Description of the task = Skip the pictures and extract all of the lines exactly as written.

Supplied material =

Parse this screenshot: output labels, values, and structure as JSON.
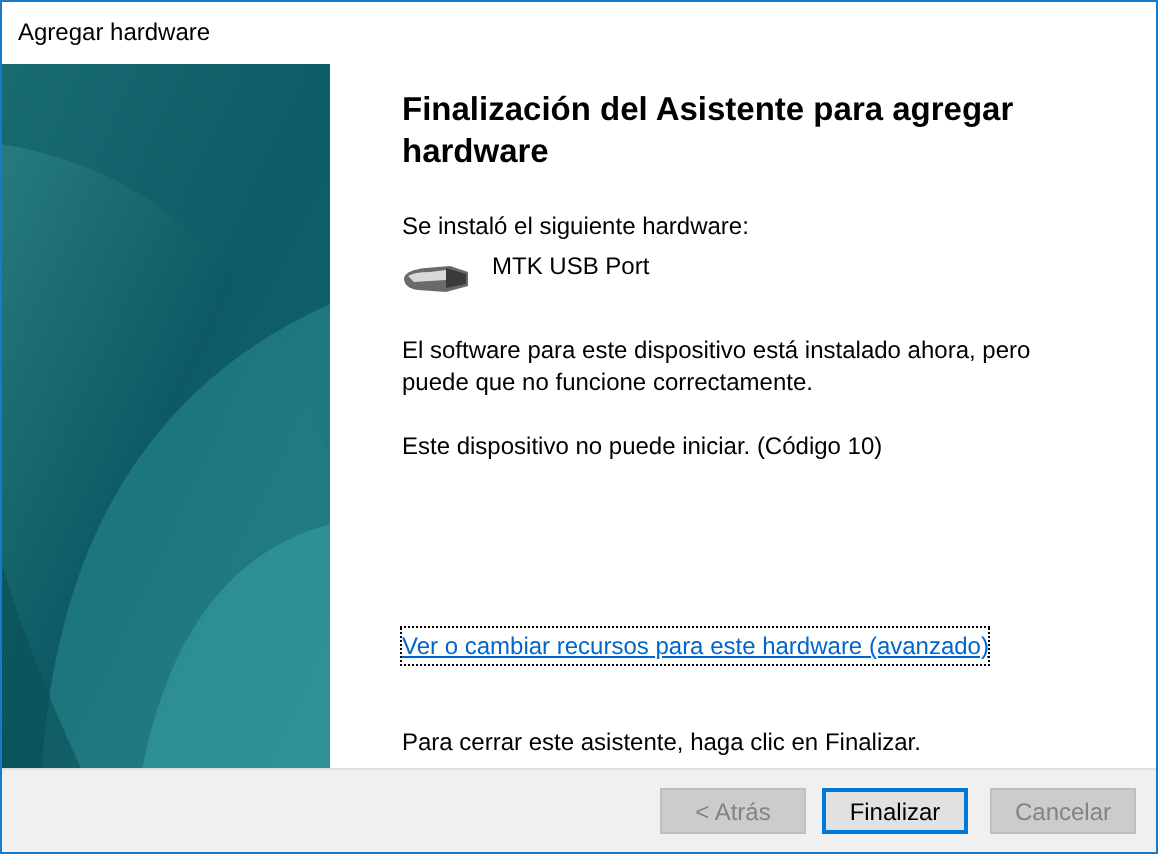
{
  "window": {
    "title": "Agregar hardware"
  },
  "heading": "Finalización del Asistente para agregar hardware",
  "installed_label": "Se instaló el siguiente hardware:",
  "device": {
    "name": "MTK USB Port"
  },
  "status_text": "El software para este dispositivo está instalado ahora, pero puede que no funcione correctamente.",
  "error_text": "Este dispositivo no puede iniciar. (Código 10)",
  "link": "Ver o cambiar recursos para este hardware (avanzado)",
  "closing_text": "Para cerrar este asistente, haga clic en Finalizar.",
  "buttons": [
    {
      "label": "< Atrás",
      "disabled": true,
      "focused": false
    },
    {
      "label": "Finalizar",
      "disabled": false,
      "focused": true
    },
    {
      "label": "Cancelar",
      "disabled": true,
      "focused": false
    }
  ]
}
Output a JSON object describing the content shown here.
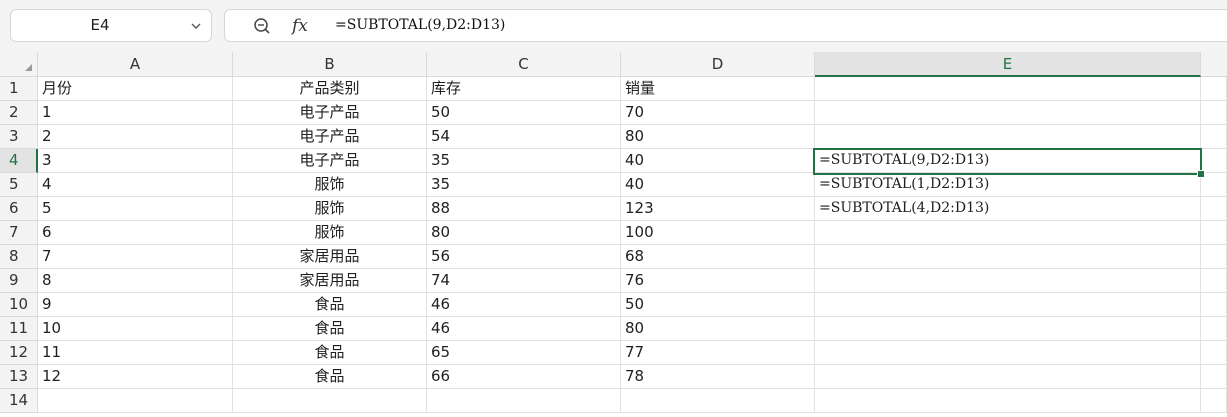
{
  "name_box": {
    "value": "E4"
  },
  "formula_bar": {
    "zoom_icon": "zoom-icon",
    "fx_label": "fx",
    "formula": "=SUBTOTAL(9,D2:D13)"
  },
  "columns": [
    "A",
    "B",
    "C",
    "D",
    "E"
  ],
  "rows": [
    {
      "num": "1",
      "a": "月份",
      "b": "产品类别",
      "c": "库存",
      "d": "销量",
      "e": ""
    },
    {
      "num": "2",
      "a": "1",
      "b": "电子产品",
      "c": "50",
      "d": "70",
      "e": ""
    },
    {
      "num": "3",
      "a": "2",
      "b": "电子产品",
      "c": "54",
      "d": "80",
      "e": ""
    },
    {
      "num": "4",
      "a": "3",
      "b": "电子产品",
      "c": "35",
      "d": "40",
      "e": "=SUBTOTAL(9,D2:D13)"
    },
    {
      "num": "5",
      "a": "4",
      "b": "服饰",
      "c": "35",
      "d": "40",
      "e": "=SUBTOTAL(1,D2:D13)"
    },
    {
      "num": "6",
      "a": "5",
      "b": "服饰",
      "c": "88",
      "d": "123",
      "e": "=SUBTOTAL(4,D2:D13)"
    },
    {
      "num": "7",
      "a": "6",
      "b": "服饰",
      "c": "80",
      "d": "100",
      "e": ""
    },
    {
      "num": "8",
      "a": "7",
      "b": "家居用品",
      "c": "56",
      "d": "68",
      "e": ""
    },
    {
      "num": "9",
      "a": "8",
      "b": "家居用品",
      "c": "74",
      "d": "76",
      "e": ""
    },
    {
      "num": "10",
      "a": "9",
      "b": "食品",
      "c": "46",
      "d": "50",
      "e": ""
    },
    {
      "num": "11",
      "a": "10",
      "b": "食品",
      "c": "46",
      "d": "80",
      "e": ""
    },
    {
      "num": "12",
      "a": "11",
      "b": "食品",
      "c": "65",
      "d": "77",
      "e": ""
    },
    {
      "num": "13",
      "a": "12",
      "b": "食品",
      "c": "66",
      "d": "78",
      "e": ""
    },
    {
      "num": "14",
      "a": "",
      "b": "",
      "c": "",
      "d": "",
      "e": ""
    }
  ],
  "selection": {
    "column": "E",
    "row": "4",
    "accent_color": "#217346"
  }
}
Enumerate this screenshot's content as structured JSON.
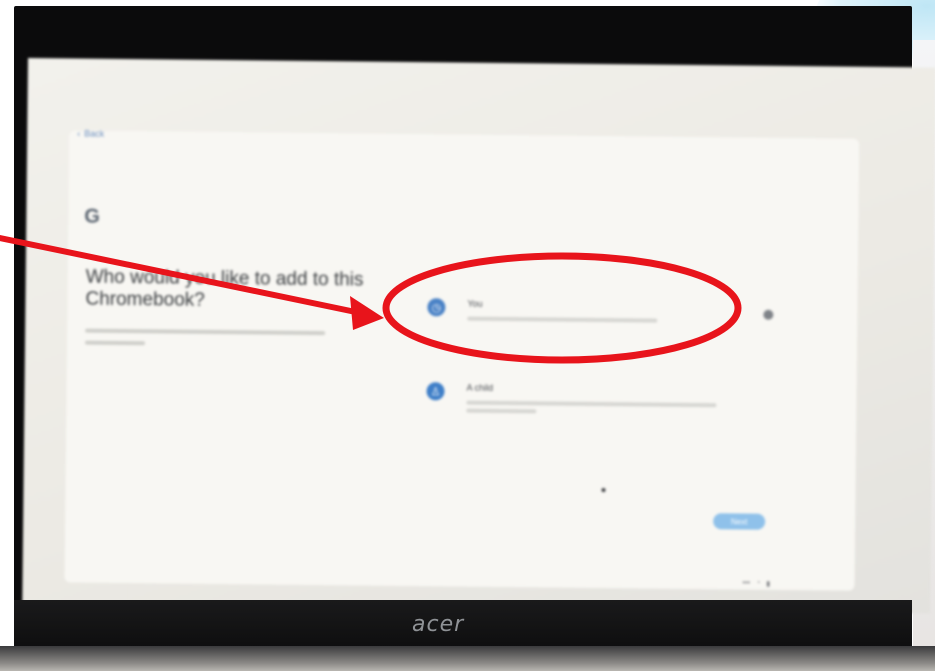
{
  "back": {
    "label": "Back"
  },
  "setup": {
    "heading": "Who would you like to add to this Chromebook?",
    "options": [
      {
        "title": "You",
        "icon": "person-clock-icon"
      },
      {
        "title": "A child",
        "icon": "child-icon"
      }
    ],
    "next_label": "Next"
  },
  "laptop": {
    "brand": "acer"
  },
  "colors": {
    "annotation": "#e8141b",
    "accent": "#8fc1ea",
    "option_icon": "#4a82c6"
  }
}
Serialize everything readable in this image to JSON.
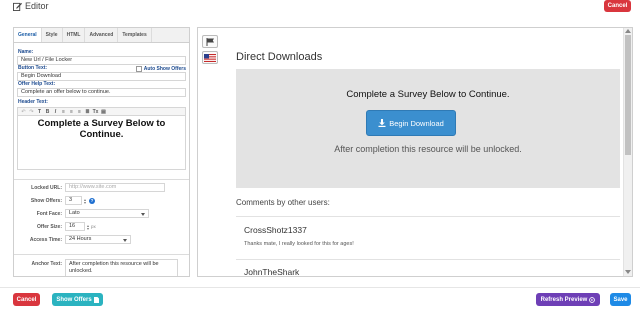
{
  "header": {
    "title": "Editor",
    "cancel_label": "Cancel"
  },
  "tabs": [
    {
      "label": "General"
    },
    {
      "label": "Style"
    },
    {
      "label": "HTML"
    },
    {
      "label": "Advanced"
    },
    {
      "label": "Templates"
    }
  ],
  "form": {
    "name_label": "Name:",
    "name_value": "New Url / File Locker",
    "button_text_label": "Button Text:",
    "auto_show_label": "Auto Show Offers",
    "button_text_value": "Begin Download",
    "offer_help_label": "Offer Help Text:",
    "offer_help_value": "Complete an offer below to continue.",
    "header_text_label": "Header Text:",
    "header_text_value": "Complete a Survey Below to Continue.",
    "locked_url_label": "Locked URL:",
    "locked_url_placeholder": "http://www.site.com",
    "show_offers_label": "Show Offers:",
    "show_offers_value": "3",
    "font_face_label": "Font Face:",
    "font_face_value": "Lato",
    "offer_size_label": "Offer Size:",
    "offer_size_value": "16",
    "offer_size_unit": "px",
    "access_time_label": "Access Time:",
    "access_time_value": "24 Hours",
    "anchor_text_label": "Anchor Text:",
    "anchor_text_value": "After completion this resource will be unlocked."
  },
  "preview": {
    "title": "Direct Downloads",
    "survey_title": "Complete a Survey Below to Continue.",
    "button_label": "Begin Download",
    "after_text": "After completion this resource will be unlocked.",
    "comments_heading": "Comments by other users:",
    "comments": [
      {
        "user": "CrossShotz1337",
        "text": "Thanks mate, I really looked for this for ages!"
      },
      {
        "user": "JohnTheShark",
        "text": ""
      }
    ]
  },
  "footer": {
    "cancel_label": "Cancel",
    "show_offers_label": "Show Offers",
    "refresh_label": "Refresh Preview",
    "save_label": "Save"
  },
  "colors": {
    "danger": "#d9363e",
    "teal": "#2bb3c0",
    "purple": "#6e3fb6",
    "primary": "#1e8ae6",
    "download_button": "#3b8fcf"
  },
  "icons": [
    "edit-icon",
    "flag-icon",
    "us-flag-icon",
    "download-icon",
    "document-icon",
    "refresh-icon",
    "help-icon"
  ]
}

Response for this exercise =
Parse this screenshot: output labels, values, and structure as JSON.
{
  "window": {
    "title": "Agregar hardware"
  },
  "heading": "Finalización del Asistente para agregar hardware",
  "installed_label": "Se instaló el siguiente hardware:",
  "device": {
    "name": "MTK USB Port"
  },
  "status_text": "El software para este dispositivo está instalado ahora, pero puede que no funcione correctamente.",
  "error_text": "Este dispositivo no puede iniciar. (Código 10)",
  "link": "Ver o cambiar recursos para este hardware (avanzado)",
  "closing_text": "Para cerrar este asistente, haga clic en Finalizar.",
  "buttons": [
    {
      "label": "< Atrás",
      "disabled": true,
      "focused": false
    },
    {
      "label": "Finalizar",
      "disabled": false,
      "focused": true
    },
    {
      "label": "Cancelar",
      "disabled": true,
      "focused": false
    }
  ]
}
Output a JSON object describing the content shown here.
{
  "name_box": {
    "value": "E4"
  },
  "formula_bar": {
    "zoom_icon": "zoom-icon",
    "fx_label": "fx",
    "formula": "=SUBTOTAL(9,D2:D13)"
  },
  "columns": [
    "A",
    "B",
    "C",
    "D",
    "E"
  ],
  "rows": [
    {
      "num": "1",
      "a": "月份",
      "b": "产品类别",
      "c": "库存",
      "d": "销量",
      "e": ""
    },
    {
      "num": "2",
      "a": "1",
      "b": "电子产品",
      "c": "50",
      "d": "70",
      "e": ""
    },
    {
      "num": "3",
      "a": "2",
      "b": "电子产品",
      "c": "54",
      "d": "80",
      "e": ""
    },
    {
      "num": "4",
      "a": "3",
      "b": "电子产品",
      "c": "35",
      "d": "40",
      "e": "=SUBTOTAL(9,D2:D13)"
    },
    {
      "num": "5",
      "a": "4",
      "b": "服饰",
      "c": "35",
      "d": "40",
      "e": "=SUBTOTAL(1,D2:D13)"
    },
    {
      "num": "6",
      "a": "5",
      "b": "服饰",
      "c": "88",
      "d": "123",
      "e": "=SUBTOTAL(4,D2:D13)"
    },
    {
      "num": "7",
      "a": "6",
      "b": "服饰",
      "c": "80",
      "d": "100",
      "e": ""
    },
    {
      "num": "8",
      "a": "7",
      "b": "家居用品",
      "c": "56",
      "d": "68",
      "e": ""
    },
    {
      "num": "9",
      "a": "8",
      "b": "家居用品",
      "c": "74",
      "d": "76",
      "e": ""
    },
    {
      "num": "10",
      "a": "9",
      "b": "食品",
      "c": "46",
      "d": "50",
      "e": ""
    },
    {
      "num": "11",
      "a": "10",
      "b": "食品",
      "c": "46",
      "d": "80",
      "e": ""
    },
    {
      "num": "12",
      "a": "11",
      "b": "食品",
      "c": "65",
      "d": "77",
      "e": ""
    },
    {
      "num": "13",
      "a": "12",
      "b": "食品",
      "c": "66",
      "d": "78",
      "e": ""
    },
    {
      "num": "14",
      "a": "",
      "b": "",
      "c": "",
      "d": "",
      "e": ""
    }
  ],
  "selection": {
    "column": "E",
    "row": "4",
    "accent_color": "#217346"
  }
}
Enumerate this screenshot's content as structured JSON.
{
  "back": {
    "label": "Back"
  },
  "setup": {
    "heading": "Who would you like to add to this Chromebook?",
    "options": [
      {
        "title": "You",
        "icon": "person-clock-icon"
      },
      {
        "title": "A child",
        "icon": "child-icon"
      }
    ],
    "next_label": "Next"
  },
  "laptop": {
    "brand": "acer"
  },
  "colors": {
    "annotation": "#e8141b",
    "accent": "#8fc1ea",
    "option_icon": "#4a82c6"
  }
}
Serialize everything readable in this image to JSON.
{
  "header": {
    "title": "Editor",
    "cancel_label": "Cancel"
  },
  "tabs": [
    {
      "label": "General"
    },
    {
      "label": "Style"
    },
    {
      "label": "HTML"
    },
    {
      "label": "Advanced"
    },
    {
      "label": "Templates"
    }
  ],
  "form": {
    "name_label": "Name:",
    "name_value": "New Url / File Locker",
    "button_text_label": "Button Text:",
    "auto_show_label": "Auto Show Offers",
    "button_text_value": "Begin Download",
    "offer_help_label": "Offer Help Text:",
    "offer_help_value": "Complete an offer below to continue.",
    "header_text_label": "Header Text:",
    "header_text_value": "Complete a Survey Below to Continue.",
    "locked_url_label": "Locked URL:",
    "locked_url_placeholder": "http://www.site.com",
    "show_offers_label": "Show Offers:",
    "show_offers_value": "3",
    "font_face_label": "Font Face:",
    "font_face_value": "Lato",
    "offer_size_label": "Offer Size:",
    "offer_size_value": "16",
    "offer_size_unit": "px",
    "access_time_label": "Access Time:",
    "access_time_value": "24 Hours",
    "anchor_text_label": "Anchor Text:",
    "anchor_text_value": "After completion this resource will be unlocked."
  },
  "preview": {
    "title": "Direct Downloads",
    "survey_title": "Complete a Survey Below to Continue.",
    "button_label": "Begin Download",
    "after_text": "After completion this resource will be unlocked.",
    "comments_heading": "Comments by other users:",
    "comments": [
      {
        "user": "CrossShotz1337",
        "text": "Thanks mate, I really looked for this for ages!"
      },
      {
        "user": "JohnTheShark",
        "text": ""
      }
    ]
  },
  "footer": {
    "cancel_label": "Cancel",
    "show_offers_label": "Show Offers",
    "refresh_label": "Refresh Preview",
    "save_label": "Save"
  },
  "colors": {
    "danger": "#d9363e",
    "teal": "#2bb3c0",
    "purple": "#6e3fb6",
    "primary": "#1e8ae6",
    "download_button": "#3b8fcf"
  },
  "icons": [
    "edit-icon",
    "flag-icon",
    "us-flag-icon",
    "download-icon",
    "document-icon",
    "refresh-icon",
    "help-icon"
  ]
}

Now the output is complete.